→ **What to produce**
Reproduce the full listing below unchanged, apart from the pictures.

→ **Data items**
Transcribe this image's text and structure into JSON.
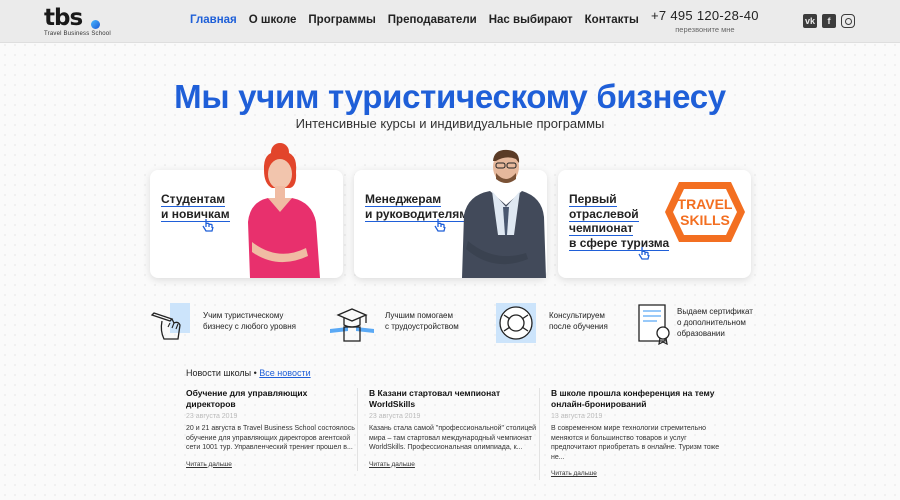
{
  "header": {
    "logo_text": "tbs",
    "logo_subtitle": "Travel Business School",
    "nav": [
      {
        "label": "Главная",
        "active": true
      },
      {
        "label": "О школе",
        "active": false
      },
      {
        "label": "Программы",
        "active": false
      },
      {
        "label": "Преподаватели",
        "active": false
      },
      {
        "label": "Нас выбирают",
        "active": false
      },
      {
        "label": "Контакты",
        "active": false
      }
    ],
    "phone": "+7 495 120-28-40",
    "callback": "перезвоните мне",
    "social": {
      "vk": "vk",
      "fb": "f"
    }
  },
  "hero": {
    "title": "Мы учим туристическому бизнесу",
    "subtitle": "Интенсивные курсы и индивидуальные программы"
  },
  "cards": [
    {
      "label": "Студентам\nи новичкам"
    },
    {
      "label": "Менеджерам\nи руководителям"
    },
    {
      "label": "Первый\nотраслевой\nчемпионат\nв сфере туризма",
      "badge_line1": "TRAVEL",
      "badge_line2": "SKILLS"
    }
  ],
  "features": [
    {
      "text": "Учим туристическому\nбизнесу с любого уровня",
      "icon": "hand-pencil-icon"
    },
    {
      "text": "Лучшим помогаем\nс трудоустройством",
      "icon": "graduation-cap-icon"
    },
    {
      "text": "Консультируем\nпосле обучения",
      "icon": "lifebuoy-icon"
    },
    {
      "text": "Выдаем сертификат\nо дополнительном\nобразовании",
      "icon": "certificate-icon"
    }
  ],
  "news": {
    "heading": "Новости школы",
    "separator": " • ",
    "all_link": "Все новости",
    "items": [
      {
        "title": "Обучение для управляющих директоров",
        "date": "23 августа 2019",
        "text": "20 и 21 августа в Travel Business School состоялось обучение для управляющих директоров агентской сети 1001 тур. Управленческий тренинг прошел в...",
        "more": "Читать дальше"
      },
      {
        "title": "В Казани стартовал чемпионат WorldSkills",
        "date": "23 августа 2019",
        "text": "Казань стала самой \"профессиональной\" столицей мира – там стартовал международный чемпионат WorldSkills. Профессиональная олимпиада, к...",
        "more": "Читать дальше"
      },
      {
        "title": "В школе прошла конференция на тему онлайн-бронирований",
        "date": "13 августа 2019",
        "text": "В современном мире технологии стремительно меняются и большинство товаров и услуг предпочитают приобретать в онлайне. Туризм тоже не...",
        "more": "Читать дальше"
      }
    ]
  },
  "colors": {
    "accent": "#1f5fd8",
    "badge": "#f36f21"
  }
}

→ **Solution to this exercise**
Transcribe this image's text and structure into JSON.
{
  "header": {
    "logo_text": "tbs",
    "logo_subtitle": "Travel Business School",
    "nav": [
      {
        "label": "Главная",
        "active": true
      },
      {
        "label": "О школе",
        "active": false
      },
      {
        "label": "Программы",
        "active": false
      },
      {
        "label": "Преподаватели",
        "active": false
      },
      {
        "label": "Нас выбирают",
        "active": false
      },
      {
        "label": "Контакты",
        "active": false
      }
    ],
    "phone": "+7 495 120-28-40",
    "callback": "перезвоните мне",
    "social": {
      "vk": "vk",
      "fb": "f"
    }
  },
  "hero": {
    "title": "Мы учим туристическому бизнесу",
    "subtitle": "Интенсивные курсы и индивидуальные программы"
  },
  "cards": [
    {
      "label": "Студентам\nи новичкам"
    },
    {
      "label": "Менеджерам\nи руководителям"
    },
    {
      "label": "Первый\nотраслевой\nчемпионат\nв сфере туризма",
      "badge_line1": "TRAVEL",
      "badge_line2": "SKILLS"
    }
  ],
  "features": [
    {
      "text": "Учим туристическому\nбизнесу с любого уровня",
      "icon": "hand-pencil-icon"
    },
    {
      "text": "Лучшим помогаем\nс трудоустройством",
      "icon": "graduation-cap-icon"
    },
    {
      "text": "Консультируем\nпосле обучения",
      "icon": "lifebuoy-icon"
    },
    {
      "text": "Выдаем сертификат\nо дополнительном\nобразовании",
      "icon": "certificate-icon"
    }
  ],
  "news": {
    "heading": "Новости школы",
    "separator": " • ",
    "all_link": "Все новости",
    "items": [
      {
        "title": "Обучение для управляющих директоров",
        "date": "23 августа 2019",
        "text": "20 и 21 августа в Travel Business School состоялось обучение для управляющих директоров агентской сети 1001 тур. Управленческий тренинг прошел в...",
        "more": "Читать дальше"
      },
      {
        "title": "В Казани стартовал чемпионат WorldSkills",
        "date": "23 августа 2019",
        "text": "Казань стала самой \"профессиональной\" столицей мира – там стартовал международный чемпионат WorldSkills. Профессиональная олимпиада, к...",
        "more": "Читать дальше"
      },
      {
        "title": "В школе прошла конференция на тему онлайн-бронирований",
        "date": "13 августа 2019",
        "text": "В современном мире технологии стремительно меняются и большинство товаров и услуг предпочитают приобретать в онлайне. Туризм тоже не...",
        "more": "Читать дальше"
      }
    ]
  },
  "colors": {
    "accent": "#1f5fd8",
    "badge": "#f36f21"
  }
}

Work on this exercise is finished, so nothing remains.